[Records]
···
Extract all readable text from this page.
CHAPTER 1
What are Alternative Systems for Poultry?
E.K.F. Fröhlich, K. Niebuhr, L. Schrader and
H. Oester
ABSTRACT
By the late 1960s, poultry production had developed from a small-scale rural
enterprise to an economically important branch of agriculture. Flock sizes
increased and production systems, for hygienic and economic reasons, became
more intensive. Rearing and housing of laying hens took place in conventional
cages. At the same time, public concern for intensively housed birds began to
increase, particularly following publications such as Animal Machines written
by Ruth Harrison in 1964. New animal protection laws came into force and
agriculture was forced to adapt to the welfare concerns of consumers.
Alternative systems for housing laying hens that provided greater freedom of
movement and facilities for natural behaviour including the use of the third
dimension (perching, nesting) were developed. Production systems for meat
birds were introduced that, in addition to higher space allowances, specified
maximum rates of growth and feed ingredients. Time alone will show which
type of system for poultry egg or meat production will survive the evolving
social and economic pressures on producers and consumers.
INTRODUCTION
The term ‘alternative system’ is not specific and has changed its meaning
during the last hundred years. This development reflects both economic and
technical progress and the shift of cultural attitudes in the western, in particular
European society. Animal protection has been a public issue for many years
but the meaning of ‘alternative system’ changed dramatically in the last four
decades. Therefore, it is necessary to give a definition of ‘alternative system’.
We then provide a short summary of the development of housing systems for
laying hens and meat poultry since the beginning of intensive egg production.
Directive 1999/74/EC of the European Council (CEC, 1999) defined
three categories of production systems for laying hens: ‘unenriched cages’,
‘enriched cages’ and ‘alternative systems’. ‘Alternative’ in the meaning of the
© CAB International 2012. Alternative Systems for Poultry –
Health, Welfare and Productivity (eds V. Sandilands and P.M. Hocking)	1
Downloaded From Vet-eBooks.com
···
Search the listing for the word "housing". Copy every line in which it occurs.

more intensive. Rearing and housing of laying hens took place in conventional
Alternative systems for housing laying hens that provided greater freedom of
We then provide a short summary of the development of housing systems for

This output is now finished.